## The problem
State the number of lines that contain "Предоставление", with no other text.

begin Provided data

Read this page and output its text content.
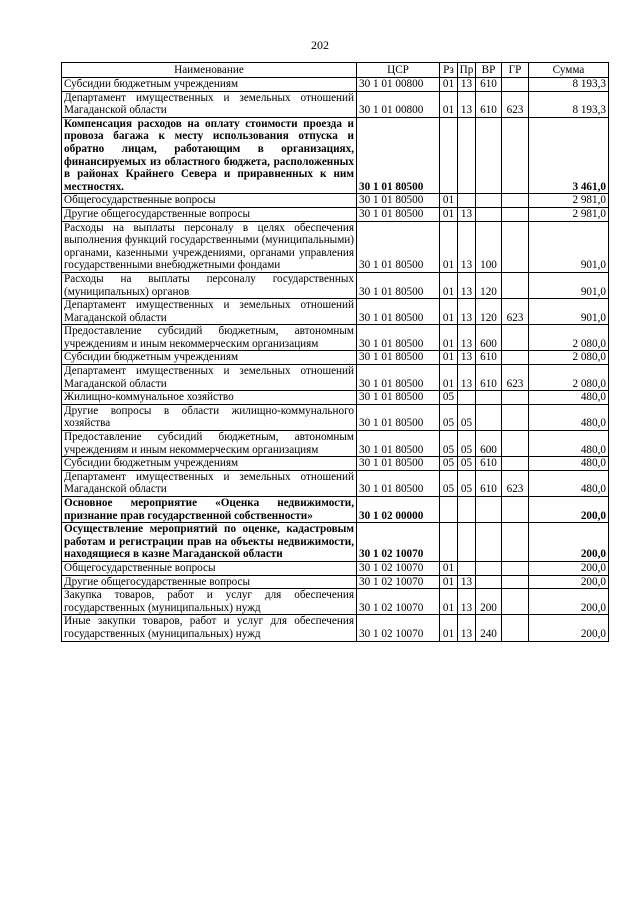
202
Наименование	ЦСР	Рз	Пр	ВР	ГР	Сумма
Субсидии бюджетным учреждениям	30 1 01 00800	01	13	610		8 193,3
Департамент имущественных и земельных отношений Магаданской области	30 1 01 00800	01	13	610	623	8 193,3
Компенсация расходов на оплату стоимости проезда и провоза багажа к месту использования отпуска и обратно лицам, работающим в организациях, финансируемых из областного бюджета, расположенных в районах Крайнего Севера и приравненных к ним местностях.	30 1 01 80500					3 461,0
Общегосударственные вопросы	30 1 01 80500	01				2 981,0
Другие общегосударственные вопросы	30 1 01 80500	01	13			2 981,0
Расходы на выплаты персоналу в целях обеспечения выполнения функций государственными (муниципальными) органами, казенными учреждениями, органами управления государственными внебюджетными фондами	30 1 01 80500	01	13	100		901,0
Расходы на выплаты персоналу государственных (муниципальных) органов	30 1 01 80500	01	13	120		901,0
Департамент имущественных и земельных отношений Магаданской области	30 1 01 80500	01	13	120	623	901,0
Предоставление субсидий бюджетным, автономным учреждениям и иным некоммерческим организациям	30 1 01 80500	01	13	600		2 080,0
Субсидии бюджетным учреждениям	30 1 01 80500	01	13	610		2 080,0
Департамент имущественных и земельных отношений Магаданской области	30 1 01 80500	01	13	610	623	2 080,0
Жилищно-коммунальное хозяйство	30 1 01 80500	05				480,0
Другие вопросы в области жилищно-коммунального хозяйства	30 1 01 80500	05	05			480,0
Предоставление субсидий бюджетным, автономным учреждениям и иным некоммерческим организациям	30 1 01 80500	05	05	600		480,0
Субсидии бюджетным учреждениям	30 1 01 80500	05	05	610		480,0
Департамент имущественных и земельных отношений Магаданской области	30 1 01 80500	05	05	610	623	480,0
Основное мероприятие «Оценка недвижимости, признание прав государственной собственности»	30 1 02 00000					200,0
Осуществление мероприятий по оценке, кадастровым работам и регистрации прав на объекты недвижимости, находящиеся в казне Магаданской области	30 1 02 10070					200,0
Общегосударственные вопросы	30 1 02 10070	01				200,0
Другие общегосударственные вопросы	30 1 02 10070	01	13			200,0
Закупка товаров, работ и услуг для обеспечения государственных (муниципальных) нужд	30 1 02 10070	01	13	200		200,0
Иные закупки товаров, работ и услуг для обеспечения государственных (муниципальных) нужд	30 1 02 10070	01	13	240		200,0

end Provided data

## Complete response
2